=== Dataset rows ===

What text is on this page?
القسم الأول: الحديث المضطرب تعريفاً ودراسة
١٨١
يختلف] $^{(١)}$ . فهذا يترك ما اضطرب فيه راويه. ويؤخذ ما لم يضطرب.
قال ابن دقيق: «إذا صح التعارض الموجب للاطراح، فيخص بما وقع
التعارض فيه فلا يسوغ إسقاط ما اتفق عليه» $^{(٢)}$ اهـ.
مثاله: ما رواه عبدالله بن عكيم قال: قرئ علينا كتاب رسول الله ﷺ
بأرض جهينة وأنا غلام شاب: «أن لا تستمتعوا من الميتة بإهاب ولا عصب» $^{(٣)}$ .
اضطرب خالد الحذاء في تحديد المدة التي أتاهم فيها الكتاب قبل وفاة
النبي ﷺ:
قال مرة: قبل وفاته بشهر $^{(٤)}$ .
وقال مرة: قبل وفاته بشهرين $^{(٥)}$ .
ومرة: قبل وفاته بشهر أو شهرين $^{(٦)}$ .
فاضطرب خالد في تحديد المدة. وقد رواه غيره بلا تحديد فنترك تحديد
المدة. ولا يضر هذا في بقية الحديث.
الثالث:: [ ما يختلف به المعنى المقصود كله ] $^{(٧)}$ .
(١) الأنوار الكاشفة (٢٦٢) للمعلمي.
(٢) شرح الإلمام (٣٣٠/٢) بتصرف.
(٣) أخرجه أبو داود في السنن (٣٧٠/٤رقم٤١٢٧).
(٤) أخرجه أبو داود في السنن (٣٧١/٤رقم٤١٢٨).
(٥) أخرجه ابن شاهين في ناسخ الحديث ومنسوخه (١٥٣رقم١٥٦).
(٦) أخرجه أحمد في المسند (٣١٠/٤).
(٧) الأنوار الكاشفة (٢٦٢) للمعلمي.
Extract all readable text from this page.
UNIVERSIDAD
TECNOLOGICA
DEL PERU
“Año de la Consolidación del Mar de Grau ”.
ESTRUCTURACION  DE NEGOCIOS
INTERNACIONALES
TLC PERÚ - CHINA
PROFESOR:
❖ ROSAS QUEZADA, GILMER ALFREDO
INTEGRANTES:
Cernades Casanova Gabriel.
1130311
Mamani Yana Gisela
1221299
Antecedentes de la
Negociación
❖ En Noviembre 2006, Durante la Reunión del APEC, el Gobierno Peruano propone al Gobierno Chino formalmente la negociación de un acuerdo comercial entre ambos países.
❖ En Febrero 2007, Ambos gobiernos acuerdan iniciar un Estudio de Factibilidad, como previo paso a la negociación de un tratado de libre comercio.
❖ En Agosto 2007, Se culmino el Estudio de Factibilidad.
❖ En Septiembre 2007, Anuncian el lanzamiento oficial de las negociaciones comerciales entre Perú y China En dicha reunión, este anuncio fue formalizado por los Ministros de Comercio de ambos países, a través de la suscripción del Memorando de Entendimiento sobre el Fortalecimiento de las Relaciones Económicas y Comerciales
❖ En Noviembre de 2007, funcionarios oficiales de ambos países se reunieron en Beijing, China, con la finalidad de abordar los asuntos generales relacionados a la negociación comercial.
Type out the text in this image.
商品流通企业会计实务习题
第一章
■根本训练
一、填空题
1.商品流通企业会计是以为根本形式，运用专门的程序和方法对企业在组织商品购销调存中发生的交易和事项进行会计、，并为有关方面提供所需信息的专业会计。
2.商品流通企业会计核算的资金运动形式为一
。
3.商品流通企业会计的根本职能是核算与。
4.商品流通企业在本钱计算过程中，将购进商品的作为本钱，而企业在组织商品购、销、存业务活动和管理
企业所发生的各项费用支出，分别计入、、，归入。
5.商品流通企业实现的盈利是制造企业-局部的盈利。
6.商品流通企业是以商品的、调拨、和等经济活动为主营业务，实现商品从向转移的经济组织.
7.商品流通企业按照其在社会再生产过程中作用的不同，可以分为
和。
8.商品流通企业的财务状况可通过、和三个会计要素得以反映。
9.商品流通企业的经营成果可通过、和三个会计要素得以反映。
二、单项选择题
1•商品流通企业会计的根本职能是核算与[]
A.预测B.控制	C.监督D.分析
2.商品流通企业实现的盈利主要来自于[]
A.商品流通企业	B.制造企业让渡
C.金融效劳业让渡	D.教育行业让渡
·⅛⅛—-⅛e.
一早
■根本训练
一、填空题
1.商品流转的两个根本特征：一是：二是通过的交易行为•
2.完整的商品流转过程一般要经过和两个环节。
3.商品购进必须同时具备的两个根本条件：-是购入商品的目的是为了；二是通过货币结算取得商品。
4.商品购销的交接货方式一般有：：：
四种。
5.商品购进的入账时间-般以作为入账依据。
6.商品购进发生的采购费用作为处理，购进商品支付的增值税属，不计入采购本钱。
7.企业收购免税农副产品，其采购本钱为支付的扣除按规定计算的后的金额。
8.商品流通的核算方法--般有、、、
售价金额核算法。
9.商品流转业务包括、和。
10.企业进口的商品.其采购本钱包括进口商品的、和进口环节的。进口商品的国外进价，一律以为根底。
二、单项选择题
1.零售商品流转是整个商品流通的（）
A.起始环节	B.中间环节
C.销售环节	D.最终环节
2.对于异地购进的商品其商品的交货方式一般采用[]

===

**Exercise requirements**
Can you give every line above again, exactly as written?

**Response to this task**
What text is on this page?
القسم الأول: الحديث المضطرب تعريفاً ودراسة
١٨١
يختلف] $^{(١)}$ . فهذا يترك ما اضطرب فيه راويه. ويؤخذ ما لم يضطرب.
قال ابن دقيق: «إذا صح التعارض الموجب للاطراح، فيخص بما وقع
التعارض فيه فلا يسوغ إسقاط ما اتفق عليه» $^{(٢)}$ اهـ.
مثاله: ما رواه عبدالله بن عكيم قال: قرئ علينا كتاب رسول الله ﷺ
بأرض جهينة وأنا غلام شاب: «أن لا تستمتعوا من الميتة بإهاب ولا عصب» $^{(٣)}$ .
اضطرب خالد الحذاء في تحديد المدة التي أتاهم فيها الكتاب قبل وفاة
النبي ﷺ:
قال مرة: قبل وفاته بشهر $^{(٤)}$ .
وقال مرة: قبل وفاته بشهرين $^{(٥)}$ .
ومرة: قبل وفاته بشهر أو شهرين $^{(٦)}$ .
فاضطرب خالد في تحديد المدة. وقد رواه غيره بلا تحديد فنترك تحديد
المدة. ولا يضر هذا في بقية الحديث.
الثالث:: [ ما يختلف به المعنى المقصود كله ] $^{(٧)}$ .
(١) الأنوار الكاشفة (٢٦٢) للمعلمي.
(٢) شرح الإلمام (٣٣٠/٢) بتصرف.
(٣) أخرجه أبو داود في السنن (٣٧٠/٤رقم٤١٢٧).
(٤) أخرجه أبو داود في السنن (٣٧١/٤رقم٤١٢٨).
(٥) أخرجه ابن شاهين في ناسخ الحديث ومنسوخه (١٥٣رقم١٥٦).
(٦) أخرجه أحمد في المسند (٣١٠/٤).
(٧) الأنوار الكاشفة (٢٦٢) للمعلمي.
Extract all readable text from this page.
UNIVERSIDAD
TECNOLOGICA
DEL PERU
“Año de la Consolidación del Mar de Grau ”.
ESTRUCTURACION  DE NEGOCIOS
INTERNACIONALES
TLC PERÚ - CHINA
PROFESOR:
❖ ROSAS QUEZADA, GILMER ALFREDO
INTEGRANTES:
Cernades Casanova Gabriel.
1130311
Mamani Yana Gisela
1221299
Antecedentes de la
Negociación
❖ En Noviembre 2006, Durante la Reunión del APEC, el Gobierno Peruano propone al Gobierno Chino formalmente la negociación de un acuerdo comercial entre ambos países.
❖ En Febrero 2007, Ambos gobiernos acuerdan iniciar un Estudio de Factibilidad, como previo paso a la negociación de un tratado de libre comercio.
❖ En Agosto 2007, Se culmino el Estudio de Factibilidad.
❖ En Septiembre 2007, Anuncian el lanzamiento oficial de las negociaciones comerciales entre Perú y China En dicha reunión, este anuncio fue formalizado por los Ministros de Comercio de ambos países, a través de la suscripción del Memorando de Entendimiento sobre el Fortalecimiento de las Relaciones Económicas y Comerciales
❖ En Noviembre de 2007, funcionarios oficiales de ambos países se reunieron en Beijing, China, con la finalidad de abordar los asuntos generales relacionados a la negociación comercial.
Type out the text in this image.
商品流通企业会计实务习题
第一章
■根本训练
一、填空题
1.商品流通企业会计是以为根本形式，运用专门的程序和方法对企业在组织商品购销调存中发生的交易和事项进行会计、，并为有关方面提供所需信息的专业会计。
2.商品流通企业会计核算的资金运动形式为一
。
3.商品流通企业会计的根本职能是核算与。
4.商品流通企业在本钱计算过程中，将购进商品的作为本钱，而企业在组织商品购、销、存业务活动和管理
企业所发生的各项费用支出，分别计入、、，归入。
5.商品流通企业实现的盈利是制造企业-局部的盈利。
6.商品流通企业是以商品的、调拨、和等经济活动为主营业务，实现商品从向转移的经济组织.
7.商品流通企业按照其在社会再生产过程中作用的不同，可以分为
和。
8.商品流通企业的财务状况可通过、和三个会计要素得以反映。
9.商品流通企业的经营成果可通过、和三个会计要素得以反映。
二、单项选择题
1•商品流通企业会计的根本职能是核算与[]
A.预测B.控制	C.监督D.分析
2.商品流通企业实现的盈利主要来自于[]
A.商品流通企业	B.制造企业让渡
C.金融效劳业让渡	D.教育行业让渡
·⅛⅛—-⅛e.
一早
■根本训练
一、填空题
1.商品流转的两个根本特征：一是：二是通过的交易行为•
2.完整的商品流转过程一般要经过和两个环节。
3.商品购进必须同时具备的两个根本条件：-是购入商品的目的是为了；二是通过货币结算取得商品。
4.商品购销的交接货方式一般有：：：
四种。
5.商品购进的入账时间-般以作为入账依据。
6.商品购进发生的采购费用作为处理，购进商品支付的增值税属，不计入采购本钱。
7.企业收购免税农副产品，其采购本钱为支付的扣除按规定计算的后的金额。
8.商品流通的核算方法--般有、、、
售价金额核算法。
9.商品流转业务包括、和。
10.企业进口的商品.其采购本钱包括进口商品的、和进口环节的。进口商品的国外进价，一律以为根底。
二、单项选择题
1.零售商品流转是整个商品流通的（）
A.起始环节	B.中间环节
C.销售环节	D.最终环节
2.对于异地购进的商品其商品的交货方式一般采用[]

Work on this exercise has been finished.